| Selection |
((
This question also carries and intrinsic problem, it involves linear time which in turn opens another can of worms :)
Our brains require at least an idea of "before" and "after" to have any progression... maybe "before" and "after" can be applied to a multidimensional time?


In “Seth speaks”, both reincarnation and survival of personality are stated to be true:

“You are not fated to dissolve into All That Is. The aspects of your personality as you presently understand them will be retained. All That Is is the creator of individuality, not the means of its destruction. My own “previous” personalities are not dissolved into me any more than your “past” personalities. All are living and vital. All go their own way. Your “future” personalities are as real as your “past” ones. Out of the reincarnational framework, there is no death as you think of it.”

Marco said: “Maybe before and after can be applied to multidimensional time”:

Seth indicates that time is simply another dimension of multidimensional reality.

“What separates events is not time, but your perception. You perceive events one at a time. Time as it appears to you is, instead, a psychic organisation of experience.”

From “Bridging Science and Spirit” by Norman Friedman:

“Time is created in the three dimensional world merely by the creation of the universe through projection. The wave function, which is time-symmetrical, is immune to the flow of time since, in essence, it is outside our universe. As soon as it becomes manifest as matter, time is created. By its projection space in between is defined, and its succession leads to the concept of time.”

Mental events according to Bohm appear in his superimplicate order (2 levels above spacetime). The probabilities arise in the implicate order (Bohm) or Framework 2 (Seth). Then the special case following choice from among the probabilities occurs in our spacetime universe (Seth Framework 1 and Bohm the explicated order).

However, “My Big Toe” by Thomas Campbell indicates that realities are separated by different clock speeds. A way out of this is to understand that if we access the implicate order of Bohm, everything available to be chosen for our universe would presumably occur within a single instant (tick of the clock) of the higher version of time. Hence the idea arises that there is “no time” in higher realities. But in fact there is, according to Cambell, since time, he says, is what separates all the different realities.
))
| Exercise prompt |
Please quote the passage on multidimensional time in full, word for word.

(Records excerpted from a collection)
((
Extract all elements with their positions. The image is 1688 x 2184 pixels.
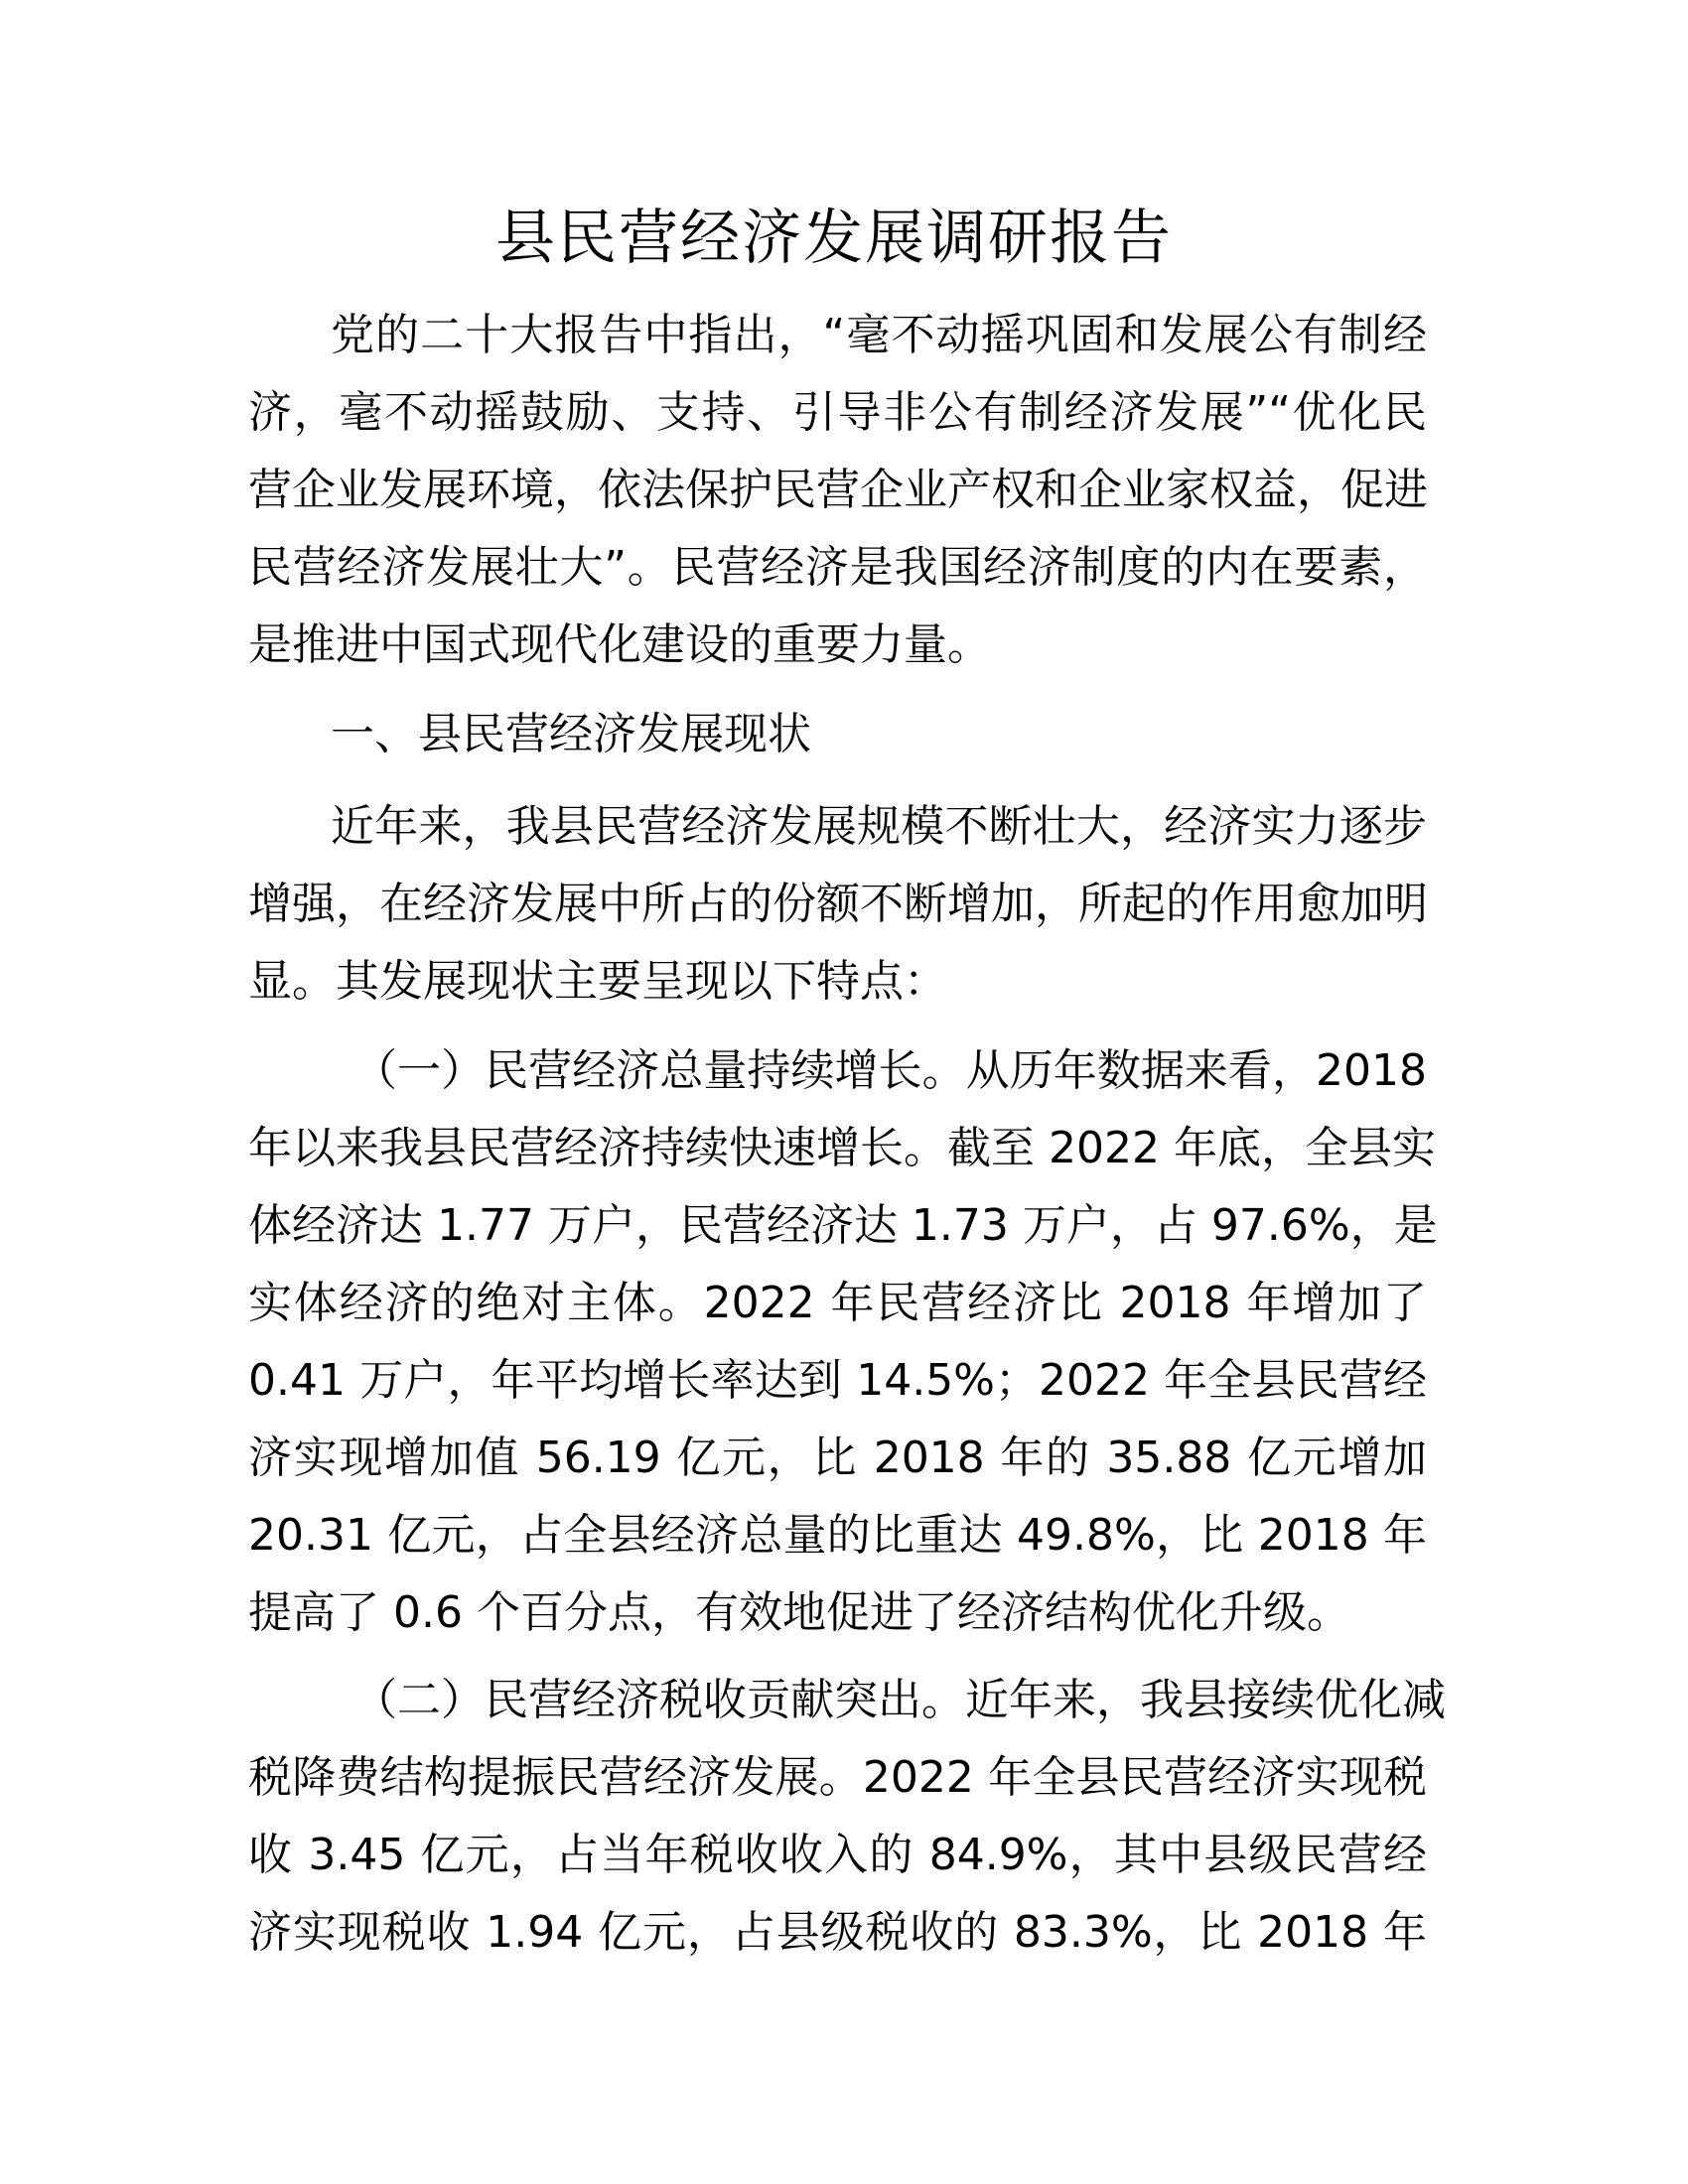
- text-line: 20.31 亿元，占全县经济总量的比重达 49.8%，比 2018 年: [248, 1510, 1427, 1561]
- text-line: 济实现增加值 56.19 亿元，比 2018 年的 35.88 亿元增加: [248, 1433, 1427, 1483]
- text-line: 增强，在经济发展中所占的份额不断增加，所起的作用愈加明: [248, 879, 1428, 929]
- text-line: 是推进中国式现代化建设的重要力量。: [248, 619, 991, 670]
- text-line: 年以来我县民营经济持续快速增长。截至 2022 年底，全县实: [248, 1123, 1436, 1173]
- text-line: 体经济达 1.77 万户，民营经济达 1.73 万户，占 97.6%，是: [248, 1200, 1438, 1251]
- document-title: 县民营经济发展调研报告: [495, 204, 1173, 273]
- text-line: 0.41 万户，年平均增长率达到 14.5%；2022 年全县民营经: [248, 1355, 1427, 1406]
- text-line: 提高了 0.6 个百分点，有效地促进了经济结构优化升级。: [248, 1587, 1350, 1638]
- text-line: 济，毫不动摇鼓励、支持、引导非公有制经济发展”“优化民: [248, 387, 1427, 438]
- text-line: 实体经济的绝对主体。2022 年民营经济比 2018 年增加了: [248, 1278, 1427, 1328]
- text-line: 收 3.45 亿元，占当年税收收入的 84.9%，其中县级民营经: [248, 1830, 1427, 1880]
- text-line: 近年来，我县民营经济发展规模不断壮大，经济实力逐步: [331, 801, 1427, 852]
- text-line: 民营经济发展壮大”。民营经济是我国经济制度的内在要素，: [248, 542, 1427, 593]
- text-line: （二）民营经济税收贡献突出。近年来，我县接续优化减: [353, 1675, 1446, 1725]
- text-line: 显。其发展现状主要呈现以下特点：: [248, 956, 947, 1007]
- heading-line: 一、县民营经济发展现状: [331, 709, 811, 759]
- text-line: 党的二十大报告中指出，“毫不动摇巩固和发展公有制经: [331, 310, 1427, 360]
- text-line: （一）民营经济总量持续增长。从历年数据来看，2018: [353, 1045, 1427, 1096]
- text-line: 营企业发展环境，依法保护民营企业产权和企业家权益，促进: [248, 465, 1428, 515]
- text-line: 济实现税收 1.94 亿元，占县级税收的 83.3%，比 2018 年: [248, 1907, 1427, 1958]
- text-line: 税降费结构提振民营经济发展。2022 年全县民营经济实现税: [248, 1752, 1427, 1803]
))
| The response |
This question also carries and intrinsic problem, it involves linear time which in turn opens another can of worms :)
Our brains require at least an idea of "before" and "after" to have any progression... maybe "before" and "after" can be applied to a multidimensional time?


In “Seth speaks”, both reincarnation and survival of personality are stated to be true:

“You are not fated to dissolve into All That Is. The aspects of your personality as you presently understand them will be retained. All That Is is the creator of individuality, not the means of its destruction. My own “previous” personalities are not dissolved into me any more than your “past” personalities. All are living and vital. All go their own way. Your “future” personalities are as real as your “past” ones. Out of the reincarnational framework, there is no death as you think of it.”

Marco said: “Maybe before and after can be applied to multidimensional time”:

Seth indicates that time is simply another dimension of multidimensional reality.

“What separates events is not time, but your perception. You perceive events one at a time. Time as it appears to you is, instead, a psychic organisation of experience.”

From “Bridging Science and Spirit” by Norman Friedman:

“Time is created in the three dimensional world merely by the creation of the universe through projection. The wave function, which is time-symmetrical, is immune to the flow of time since, in essence, it is outside our universe. As soon as it becomes manifest as matter, time is created. By its projection space in between is defined, and its succession leads to the concept of time.”

Mental events according to Bohm appear in his superimplicate order (2 levels above spacetime). The probabilities arise in the implicate order (Bohm) or Framework 2 (Seth). Then the special case following choice from among the probabilities occurs in our spacetime universe (Seth Framework 1 and Bohm the explicated order).

However, “My Big Toe” by Thomas Campbell indicates that realities are separated by different clock speeds. A way out of this is to understand that if we access the implicate order of Bohm, everything available to be chosen for our universe would presumably occur within a single instant (tick of the clock) of the higher version of time. Hence the idea arises that there is “no time” in higher realities. But in fact there is, according to Cambell, since time, he says, is what separates all the different realities.